OBJECTIVE: Write the data below out exactly as it stands. Do not include the pictures.

RECORDS SUPPLIED:
......
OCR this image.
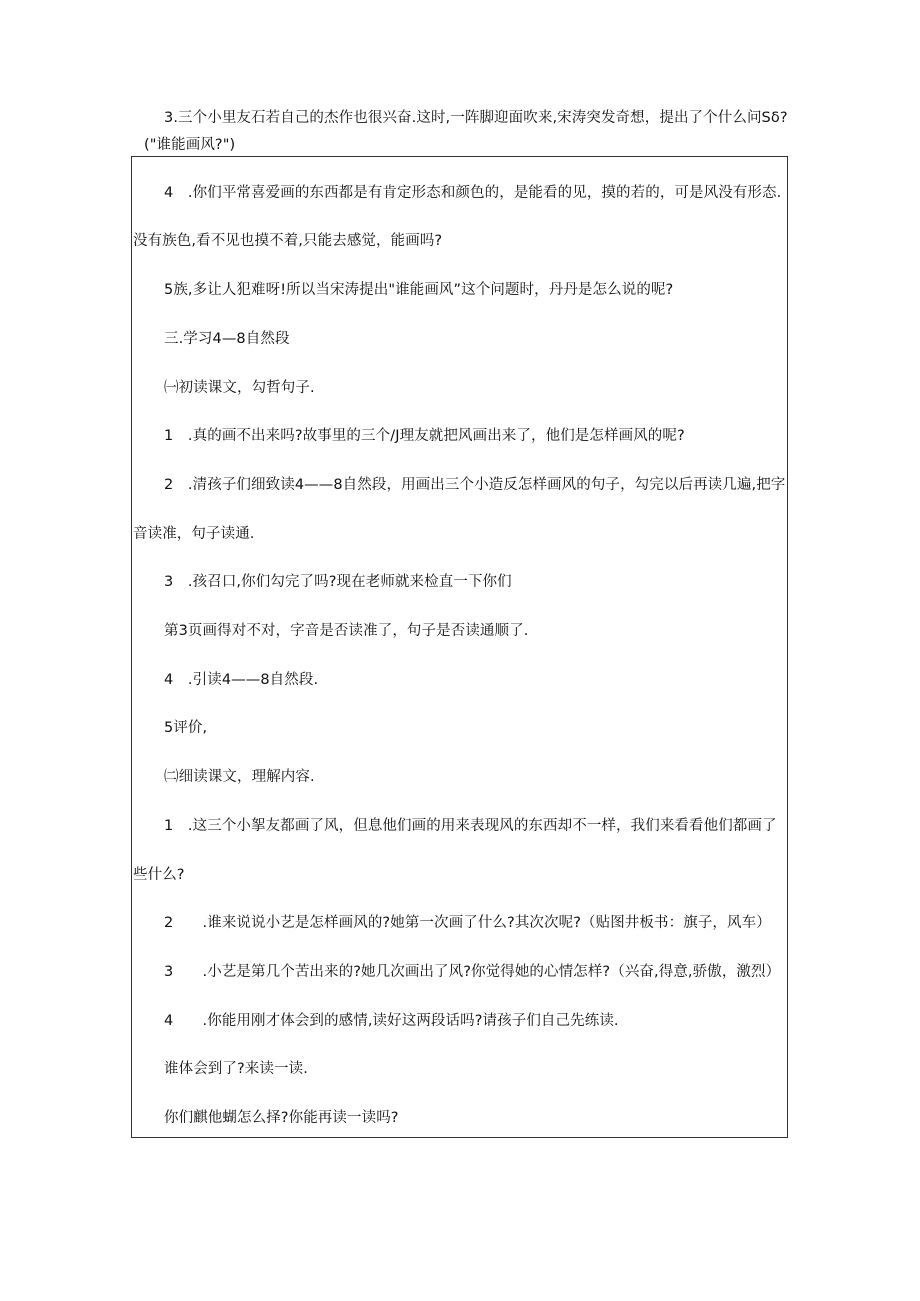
3.三个小里友石若自己的杰作也很兴奋.这时,一阵脚迎面吹来,宋涛突发奇想，提出了个什么问Sδ?
("谁能画风?")
4　.你们平常喜爱画的东西都是有肯定形态和颜色的，是能看的见，摸的若的，可是风没有形态.
没有族色,看不见也摸不着,只能去感觉，能画吗?
5族,多让人犯难呀!所以当宋涛提出"谁能画风”这个问题时，丹丹是怎么说的呢?
三.学习4—8自然段
㈠初读课文，勾哲句子.
1　.真的画不出来吗?故事里的三个/J理友就把风画出来了，他们是怎样画风的呢?
2　.清孩子们细致读4——8自然段，用画出三个小造反怎样画风的句子，勾完以后再读几遍,把字
音读准，句子读通.
3　.孩召口,你们勾完了吗?现在老师就来检直一下你们
第3页画得对不对，字音是否读准了，句子是否读通顺了.
4　.引读4——8自然段.
5评价,
㈡细读课文，理解内容.
1　.这三个小挐友都画了风，但息他们画的用来表现风的东西却不一样，我们来看看他们都画了
些什么?
2　　.谁来说说小艺是怎样画风的?她第一次画了什么?其次次呢?（贴图井板书：旗子，风车）
3　　.小艺是第几个苦出来的?她几次画出了风?你觉得她的心情怎样?（兴奋,得意,骄傲，激烈）
4　　.你能用刚才体会到的感情,读好这两段话吗?请孩子们自己先练读.
谁体会到了?来读一读.
你们麒他蝴怎么择?你能再读一读吗?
......
EXERCISE OUTPUT:
OCR this image.
3.三个小里友石若自己的杰作也很兴奋.这时,一阵脚迎面吹来,宋涛突发奇想，提出了个什么问Sδ?
("谁能画风?")
4　.你们平常喜爱画的东西都是有肯定形态和颜色的，是能看的见，摸的若的，可是风没有形态.
没有族色,看不见也摸不着,只能去感觉，能画吗?
5族,多让人犯难呀!所以当宋涛提出"谁能画风”这个问题时，丹丹是怎么说的呢?
三.学习4—8自然段
㈠初读课文，勾哲句子.
1　.真的画不出来吗?故事里的三个/J理友就把风画出来了，他们是怎样画风的呢?
2　.清孩子们细致读4——8自然段，用画出三个小造反怎样画风的句子，勾完以后再读几遍,把字
音读准，句子读通.
3　.孩召口,你们勾完了吗?现在老师就来检直一下你们
第3页画得对不对，字音是否读准了，句子是否读通顺了.
4　.引读4——8自然段.
5评价,
㈡细读课文，理解内容.
1　.这三个小挐友都画了风，但息他们画的用来表现风的东西却不一样，我们来看看他们都画了
些什么?
2　　.谁来说说小艺是怎样画风的?她第一次画了什么?其次次呢?（贴图井板书：旗子，风车）
3　　.小艺是第几个苦出来的?她几次画出了风?你觉得她的心情怎样?（兴奋,得意,骄傲，激烈）
4　　.你能用刚才体会到的感情,读好这两段话吗?请孩子们自己先练读.
谁体会到了?来读一读.
你们麒他蝴怎么择?你能再读一读吗?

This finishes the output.